- _Entries provided_:
-- START --

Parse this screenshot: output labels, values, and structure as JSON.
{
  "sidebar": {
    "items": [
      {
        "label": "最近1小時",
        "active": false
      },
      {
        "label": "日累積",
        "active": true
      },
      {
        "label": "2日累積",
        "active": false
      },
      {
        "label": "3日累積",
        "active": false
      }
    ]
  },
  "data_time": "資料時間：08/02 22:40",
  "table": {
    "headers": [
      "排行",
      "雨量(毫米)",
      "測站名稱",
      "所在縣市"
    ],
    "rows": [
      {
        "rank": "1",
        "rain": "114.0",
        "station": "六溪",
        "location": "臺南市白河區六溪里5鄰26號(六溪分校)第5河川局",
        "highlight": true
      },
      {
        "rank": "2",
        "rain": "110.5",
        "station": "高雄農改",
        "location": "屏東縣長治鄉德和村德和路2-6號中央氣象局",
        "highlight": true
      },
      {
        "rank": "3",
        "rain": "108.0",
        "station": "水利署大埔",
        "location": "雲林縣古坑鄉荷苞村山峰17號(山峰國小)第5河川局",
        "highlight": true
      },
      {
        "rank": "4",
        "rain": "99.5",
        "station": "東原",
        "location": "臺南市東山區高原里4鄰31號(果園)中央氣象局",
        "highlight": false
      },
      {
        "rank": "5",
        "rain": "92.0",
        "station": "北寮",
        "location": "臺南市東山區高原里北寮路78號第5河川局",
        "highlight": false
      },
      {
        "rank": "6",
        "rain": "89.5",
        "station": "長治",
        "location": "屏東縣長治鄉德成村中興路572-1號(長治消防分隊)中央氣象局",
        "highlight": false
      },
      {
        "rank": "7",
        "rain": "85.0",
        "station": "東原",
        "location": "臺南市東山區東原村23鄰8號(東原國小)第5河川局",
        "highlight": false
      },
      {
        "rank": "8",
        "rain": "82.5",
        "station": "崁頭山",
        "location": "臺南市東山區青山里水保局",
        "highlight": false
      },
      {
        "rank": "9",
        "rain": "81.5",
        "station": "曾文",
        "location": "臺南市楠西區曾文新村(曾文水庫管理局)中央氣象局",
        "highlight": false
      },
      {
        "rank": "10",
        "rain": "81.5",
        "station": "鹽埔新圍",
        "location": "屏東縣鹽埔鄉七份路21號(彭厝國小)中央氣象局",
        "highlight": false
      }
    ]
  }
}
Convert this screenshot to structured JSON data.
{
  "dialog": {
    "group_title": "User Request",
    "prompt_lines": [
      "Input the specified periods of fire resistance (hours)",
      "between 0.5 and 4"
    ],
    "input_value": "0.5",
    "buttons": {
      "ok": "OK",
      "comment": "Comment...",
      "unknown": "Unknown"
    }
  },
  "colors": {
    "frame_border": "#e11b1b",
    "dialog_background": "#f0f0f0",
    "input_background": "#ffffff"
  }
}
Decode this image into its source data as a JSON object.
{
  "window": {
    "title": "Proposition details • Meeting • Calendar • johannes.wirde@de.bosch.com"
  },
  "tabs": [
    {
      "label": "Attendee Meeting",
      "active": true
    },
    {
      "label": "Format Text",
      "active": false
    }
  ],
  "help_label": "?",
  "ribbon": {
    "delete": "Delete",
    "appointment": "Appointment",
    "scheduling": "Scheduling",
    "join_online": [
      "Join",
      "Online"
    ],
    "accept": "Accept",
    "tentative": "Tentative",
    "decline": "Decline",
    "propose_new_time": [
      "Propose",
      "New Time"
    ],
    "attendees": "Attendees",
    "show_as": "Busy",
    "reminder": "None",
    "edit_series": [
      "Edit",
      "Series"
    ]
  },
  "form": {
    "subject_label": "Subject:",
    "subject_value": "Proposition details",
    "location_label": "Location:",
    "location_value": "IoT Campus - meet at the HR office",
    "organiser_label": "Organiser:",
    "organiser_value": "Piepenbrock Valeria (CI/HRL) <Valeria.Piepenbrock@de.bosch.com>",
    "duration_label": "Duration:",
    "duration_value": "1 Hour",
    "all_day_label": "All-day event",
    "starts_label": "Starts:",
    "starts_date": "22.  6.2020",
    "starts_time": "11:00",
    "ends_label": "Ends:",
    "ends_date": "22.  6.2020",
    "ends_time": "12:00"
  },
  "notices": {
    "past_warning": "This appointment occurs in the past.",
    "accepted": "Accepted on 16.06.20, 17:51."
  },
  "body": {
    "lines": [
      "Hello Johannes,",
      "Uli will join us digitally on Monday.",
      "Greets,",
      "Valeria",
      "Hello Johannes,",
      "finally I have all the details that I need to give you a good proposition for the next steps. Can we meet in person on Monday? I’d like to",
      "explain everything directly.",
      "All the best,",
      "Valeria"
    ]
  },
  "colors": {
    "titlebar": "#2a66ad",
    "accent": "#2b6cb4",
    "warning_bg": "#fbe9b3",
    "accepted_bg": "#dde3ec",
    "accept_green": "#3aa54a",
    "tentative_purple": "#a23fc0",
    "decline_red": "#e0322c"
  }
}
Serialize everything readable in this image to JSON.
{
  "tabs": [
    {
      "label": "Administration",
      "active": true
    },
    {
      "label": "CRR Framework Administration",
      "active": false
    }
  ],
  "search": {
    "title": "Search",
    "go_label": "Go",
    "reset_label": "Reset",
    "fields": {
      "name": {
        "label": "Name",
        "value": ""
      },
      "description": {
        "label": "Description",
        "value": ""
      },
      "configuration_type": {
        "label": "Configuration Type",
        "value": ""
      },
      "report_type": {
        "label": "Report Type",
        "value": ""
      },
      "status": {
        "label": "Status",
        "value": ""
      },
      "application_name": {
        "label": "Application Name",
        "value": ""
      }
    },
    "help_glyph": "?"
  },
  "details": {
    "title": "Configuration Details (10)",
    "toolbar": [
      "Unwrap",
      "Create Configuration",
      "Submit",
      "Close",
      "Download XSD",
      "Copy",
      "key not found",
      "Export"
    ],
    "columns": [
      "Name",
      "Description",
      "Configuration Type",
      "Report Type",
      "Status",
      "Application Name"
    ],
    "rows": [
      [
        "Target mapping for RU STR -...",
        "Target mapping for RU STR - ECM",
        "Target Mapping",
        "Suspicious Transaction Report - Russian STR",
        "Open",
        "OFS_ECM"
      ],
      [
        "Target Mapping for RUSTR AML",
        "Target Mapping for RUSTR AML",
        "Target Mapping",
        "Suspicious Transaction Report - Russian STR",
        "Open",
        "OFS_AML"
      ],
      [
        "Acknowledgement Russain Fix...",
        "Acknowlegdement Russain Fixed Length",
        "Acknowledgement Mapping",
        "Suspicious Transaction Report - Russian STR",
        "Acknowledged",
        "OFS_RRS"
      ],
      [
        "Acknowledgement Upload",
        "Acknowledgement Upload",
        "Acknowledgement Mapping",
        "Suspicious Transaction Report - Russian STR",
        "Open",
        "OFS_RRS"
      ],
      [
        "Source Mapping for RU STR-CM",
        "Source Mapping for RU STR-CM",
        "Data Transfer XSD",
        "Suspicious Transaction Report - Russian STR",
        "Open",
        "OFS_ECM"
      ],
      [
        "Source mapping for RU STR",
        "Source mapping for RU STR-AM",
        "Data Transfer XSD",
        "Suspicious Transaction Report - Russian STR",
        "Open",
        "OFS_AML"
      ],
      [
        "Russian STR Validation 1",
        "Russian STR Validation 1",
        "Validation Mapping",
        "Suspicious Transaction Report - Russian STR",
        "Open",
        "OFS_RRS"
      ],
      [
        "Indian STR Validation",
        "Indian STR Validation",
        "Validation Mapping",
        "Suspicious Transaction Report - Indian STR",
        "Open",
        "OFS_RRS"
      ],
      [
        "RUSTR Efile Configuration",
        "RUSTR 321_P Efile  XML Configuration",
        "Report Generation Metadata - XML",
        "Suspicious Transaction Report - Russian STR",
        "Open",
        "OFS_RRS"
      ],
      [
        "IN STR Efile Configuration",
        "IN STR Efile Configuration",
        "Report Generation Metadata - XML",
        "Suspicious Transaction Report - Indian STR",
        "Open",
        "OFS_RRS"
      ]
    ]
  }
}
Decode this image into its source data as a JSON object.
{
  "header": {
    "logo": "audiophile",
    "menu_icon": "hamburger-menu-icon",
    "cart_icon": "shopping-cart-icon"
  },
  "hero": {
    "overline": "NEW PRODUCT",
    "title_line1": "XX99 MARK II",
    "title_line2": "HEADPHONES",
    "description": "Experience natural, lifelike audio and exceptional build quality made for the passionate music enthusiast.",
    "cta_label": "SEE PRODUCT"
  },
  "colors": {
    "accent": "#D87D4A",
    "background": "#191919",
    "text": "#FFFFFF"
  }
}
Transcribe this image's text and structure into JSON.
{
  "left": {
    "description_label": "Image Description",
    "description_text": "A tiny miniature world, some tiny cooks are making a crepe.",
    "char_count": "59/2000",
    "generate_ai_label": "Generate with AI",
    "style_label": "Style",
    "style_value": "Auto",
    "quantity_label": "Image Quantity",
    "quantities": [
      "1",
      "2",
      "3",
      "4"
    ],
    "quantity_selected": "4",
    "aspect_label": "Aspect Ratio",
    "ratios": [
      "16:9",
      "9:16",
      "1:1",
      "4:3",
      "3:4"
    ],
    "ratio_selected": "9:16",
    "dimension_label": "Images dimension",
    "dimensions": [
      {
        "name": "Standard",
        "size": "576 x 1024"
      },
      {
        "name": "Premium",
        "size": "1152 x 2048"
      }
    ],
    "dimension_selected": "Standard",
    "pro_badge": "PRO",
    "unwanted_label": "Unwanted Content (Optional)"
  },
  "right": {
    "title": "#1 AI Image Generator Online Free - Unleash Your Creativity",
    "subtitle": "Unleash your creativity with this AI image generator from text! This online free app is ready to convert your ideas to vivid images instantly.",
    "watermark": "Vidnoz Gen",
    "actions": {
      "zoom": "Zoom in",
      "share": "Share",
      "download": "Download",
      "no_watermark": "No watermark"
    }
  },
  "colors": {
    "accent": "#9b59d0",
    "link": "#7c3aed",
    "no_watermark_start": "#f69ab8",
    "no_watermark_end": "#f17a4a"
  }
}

-- END --

- _Directive_:
Pull out each line holding the string "RUSTR".

- _Exercise answer_:
        "Target Mapping for RUSTR AML",
        "Target Mapping for RUSTR AML",
        "RUSTR Efile Configuration",
        "RUSTR 321_P Efile  XML Configuration",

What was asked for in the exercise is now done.